Stored entries
'''

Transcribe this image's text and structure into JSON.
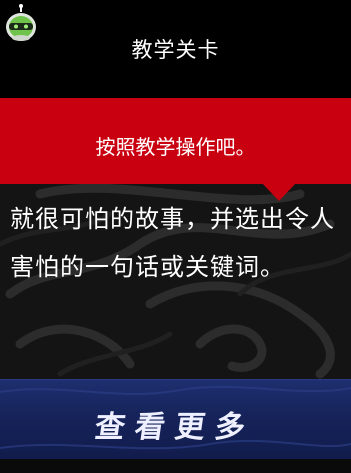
{
  "header": {
    "title": "教学关卡"
  },
  "banner": {
    "instruction": "按照教学操作吧。"
  },
  "content": {
    "text": "就很可怕的故事，并选出令人害怕的一句话或关键词。"
  },
  "more_button": {
    "label": "查看更多"
  },
  "colors": {
    "banner_red": "#c8000f",
    "button_blue": "#1a2a66",
    "robot_green": "#6fc24a"
  },
  "icons": {
    "top_left": "robot-icon"
  }
}
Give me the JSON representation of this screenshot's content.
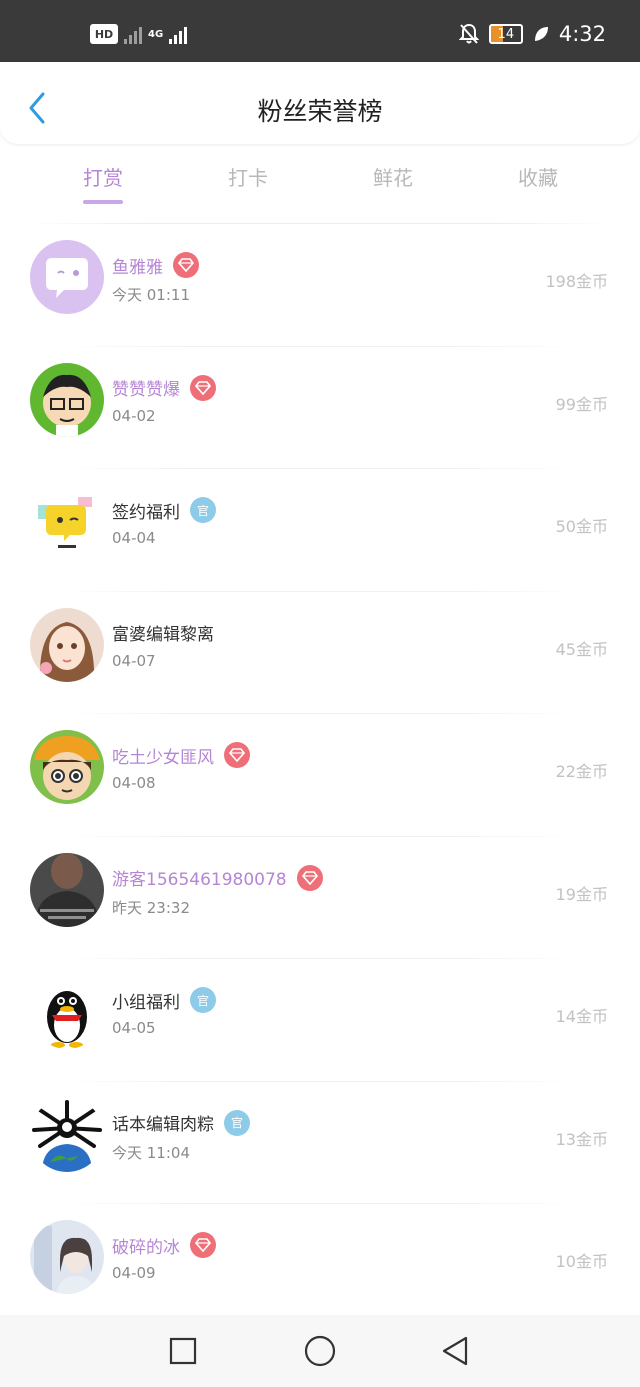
{
  "status_bar": {
    "hd_label": "HD",
    "network_label": "4G",
    "battery_level": "14",
    "time": "4:32"
  },
  "header": {
    "title": "粉丝荣誉榜"
  },
  "tabs": [
    {
      "label": "打赏",
      "active": true
    },
    {
      "label": "打卡",
      "active": false
    },
    {
      "label": "鲜花",
      "active": false
    },
    {
      "label": "收藏",
      "active": false
    }
  ],
  "colors": {
    "accent": "#b685d6",
    "diamond_badge": "#ef6f78",
    "official_badge": "#8ecbe8"
  },
  "fans": [
    {
      "name": "鱼雅雅",
      "date": "今天 01:11",
      "coins": "198金币",
      "badge": "diamond-icon",
      "vip": true
    },
    {
      "name": "赞赞赞爆",
      "date": "04-02",
      "coins": "99金币",
      "badge": "diamond-icon",
      "vip": true
    },
    {
      "name": "签约福利",
      "date": "04-04",
      "coins": "50金币",
      "badge": "official-icon",
      "badge_text": "官",
      "vip": false
    },
    {
      "name": "富婆编辑黎离",
      "date": "04-07",
      "coins": "45金币",
      "badge": "",
      "vip": false
    },
    {
      "name": "吃土少女匪风",
      "date": "04-08",
      "coins": "22金币",
      "badge": "diamond-icon",
      "vip": true
    },
    {
      "name": "游客1565461980078",
      "date": "昨天 23:32",
      "coins": "19金币",
      "badge": "diamond-icon",
      "vip": true
    },
    {
      "name": "小组福利",
      "date": "04-05",
      "coins": "14金币",
      "badge": "official-icon",
      "badge_text": "官",
      "vip": false
    },
    {
      "name": "话本编辑肉粽",
      "date": "今天 11:04",
      "coins": "13金币",
      "badge": "official-icon",
      "badge_text": "官",
      "vip": false
    },
    {
      "name": "破碎的冰",
      "date": "04-09",
      "coins": "10金币",
      "badge": "diamond-icon",
      "vip": true
    }
  ],
  "nav": {
    "buttons": [
      "square-icon",
      "circle-icon",
      "triangle-back-icon"
    ]
  }
}
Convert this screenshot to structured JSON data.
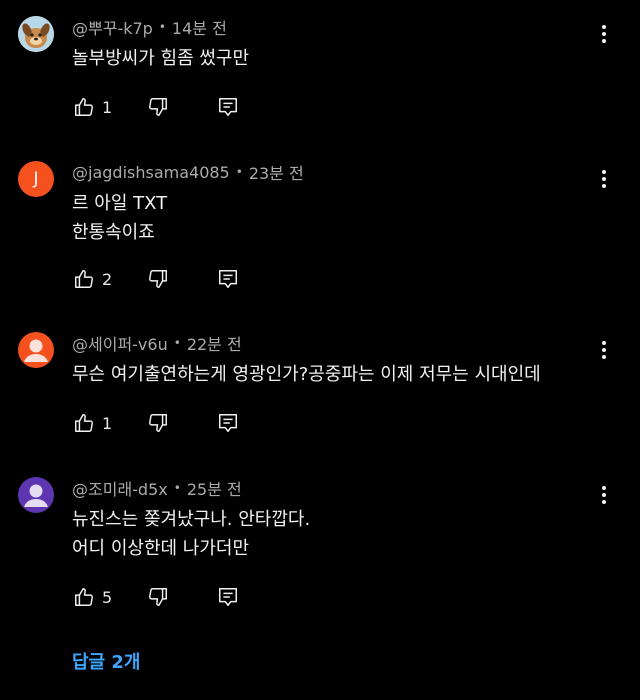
{
  "comments": [
    {
      "username": "@뿌꾸-k7p",
      "time": "14분 전",
      "lines": [
        "놀부방씨가 힘좀 썼구만"
      ],
      "likes": "1",
      "avatar": {
        "type": "image",
        "icon": "cartoon-dog-avatar"
      }
    },
    {
      "username": "@jagdishsama4085",
      "time": "23분 전",
      "lines": [
        "르 아일 TXT",
        "한통속이죠"
      ],
      "likes": "2",
      "avatar": {
        "type": "letter",
        "letter": "J",
        "color": "#f4511e"
      }
    },
    {
      "username": "@세이퍼-v6u",
      "time": "22분 전",
      "lines": [
        "무슨 여기출연하는게 영광인가?공중파는 이제 저무는 시대인데"
      ],
      "likes": "1",
      "avatar": {
        "type": "person",
        "color": "#f4511e",
        "icon": "person-icon"
      }
    },
    {
      "username": "@조미래-d5x",
      "time": "25분 전",
      "lines": [
        "뉴진스는 쫒겨났구나. 안타깝다.",
        "어디 이상한데 나가더만"
      ],
      "likes": "5",
      "avatar": {
        "type": "person",
        "color": "#5e35b1",
        "icon": "person-icon"
      }
    }
  ],
  "separator": "•",
  "replies_label": "답글 2개",
  "colors": {
    "accent_link": "#3ea6ff",
    "meta": "#aaaaaa",
    "text": "#f1f1f1",
    "background": "#000000"
  }
}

'''

(Written task):
Show every line of the records above that contains the word "time".

(Response to this task):
    "time": "4:32"
      "time": "14분 전",
      "time": "23분 전",
      "time": "22분 전",
      "time": "25분 전",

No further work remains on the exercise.